## [WORK TO COMPLETE]
Retype the material that follows, keeping every word as it is.

::::::::

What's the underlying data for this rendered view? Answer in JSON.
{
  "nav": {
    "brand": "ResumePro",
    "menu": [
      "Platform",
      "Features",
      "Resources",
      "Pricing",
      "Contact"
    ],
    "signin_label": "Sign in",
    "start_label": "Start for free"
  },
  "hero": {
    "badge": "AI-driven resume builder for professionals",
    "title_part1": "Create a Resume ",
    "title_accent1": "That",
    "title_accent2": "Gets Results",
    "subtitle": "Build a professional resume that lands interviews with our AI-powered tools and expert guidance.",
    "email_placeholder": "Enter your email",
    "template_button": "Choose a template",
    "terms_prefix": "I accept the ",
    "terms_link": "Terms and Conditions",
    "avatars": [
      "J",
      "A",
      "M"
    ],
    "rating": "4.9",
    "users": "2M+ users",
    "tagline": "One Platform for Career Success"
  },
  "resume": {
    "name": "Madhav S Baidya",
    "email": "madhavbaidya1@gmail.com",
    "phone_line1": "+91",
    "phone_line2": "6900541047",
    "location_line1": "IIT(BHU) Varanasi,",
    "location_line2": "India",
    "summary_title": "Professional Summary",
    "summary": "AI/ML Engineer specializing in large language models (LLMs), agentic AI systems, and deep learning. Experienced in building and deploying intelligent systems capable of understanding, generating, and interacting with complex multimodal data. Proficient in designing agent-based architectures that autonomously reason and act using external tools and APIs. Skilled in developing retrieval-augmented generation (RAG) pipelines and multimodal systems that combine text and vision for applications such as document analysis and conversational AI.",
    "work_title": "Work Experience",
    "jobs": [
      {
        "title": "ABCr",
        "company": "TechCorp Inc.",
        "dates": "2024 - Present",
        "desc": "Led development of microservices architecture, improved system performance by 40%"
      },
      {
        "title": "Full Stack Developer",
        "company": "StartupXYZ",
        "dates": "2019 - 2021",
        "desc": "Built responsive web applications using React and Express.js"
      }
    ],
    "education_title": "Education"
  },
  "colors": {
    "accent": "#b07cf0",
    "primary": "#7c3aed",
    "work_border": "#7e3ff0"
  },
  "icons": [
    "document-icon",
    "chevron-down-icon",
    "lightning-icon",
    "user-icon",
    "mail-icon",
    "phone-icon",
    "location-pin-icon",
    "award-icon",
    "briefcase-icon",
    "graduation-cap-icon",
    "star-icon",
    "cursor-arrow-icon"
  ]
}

::::::::

## [FULL ANSWER]
What's the underlying data for this rendered view? Answer in JSON.
{
  "nav": {
    "brand": "ResumePro",
    "menu": [
      "Platform",
      "Features",
      "Resources",
      "Pricing",
      "Contact"
    ],
    "signin_label": "Sign in",
    "start_label": "Start for free"
  },
  "hero": {
    "badge": "AI-driven resume builder for professionals",
    "title_part1": "Create a Resume ",
    "title_accent1": "That",
    "title_accent2": "Gets Results",
    "subtitle": "Build a professional resume that lands interviews with our AI-powered tools and expert guidance.",
    "email_placeholder": "Enter your email",
    "template_button": "Choose a template",
    "terms_prefix": "I accept the ",
    "terms_link": "Terms and Conditions",
    "avatars": [
      "J",
      "A",
      "M"
    ],
    "rating": "4.9",
    "users": "2M+ users",
    "tagline": "One Platform for Career Success"
  },
  "resume": {
    "name": "Madhav S Baidya",
    "email": "madhavbaidya1@gmail.com",
    "phone_line1": "+91",
    "phone_line2": "6900541047",
    "location_line1": "IIT(BHU) Varanasi,",
    "location_line2": "India",
    "summary_title": "Professional Summary",
    "summary": "AI/ML Engineer specializing in large language models (LLMs), agentic AI systems, and deep learning. Experienced in building and deploying intelligent systems capable of understanding, generating, and interacting with complex multimodal data. Proficient in designing agent-based architectures that autonomously reason and act using external tools and APIs. Skilled in developing retrieval-augmented generation (RAG) pipelines and multimodal systems that combine text and vision for applications such as document analysis and conversational AI.",
    "work_title": "Work Experience",
    "jobs": [
      {
        "title": "ABCr",
        "company": "TechCorp Inc.",
        "dates": "2024 - Present",
        "desc": "Led development of microservices architecture, improved system performance by 40%"
      },
      {
        "title": "Full Stack Developer",
        "company": "StartupXYZ",
        "dates": "2019 - 2021",
        "desc": "Built responsive web applications using React and Express.js"
      }
    ],
    "education_title": "Education"
  },
  "colors": {
    "accent": "#b07cf0",
    "primary": "#7c3aed",
    "work_border": "#7e3ff0"
  },
  "icons": [
    "document-icon",
    "chevron-down-icon",
    "lightning-icon",
    "user-icon",
    "mail-icon",
    "phone-icon",
    "location-pin-icon",
    "award-icon",
    "briefcase-icon",
    "graduation-cap-icon",
    "star-icon",
    "cursor-arrow-icon"
  ]
}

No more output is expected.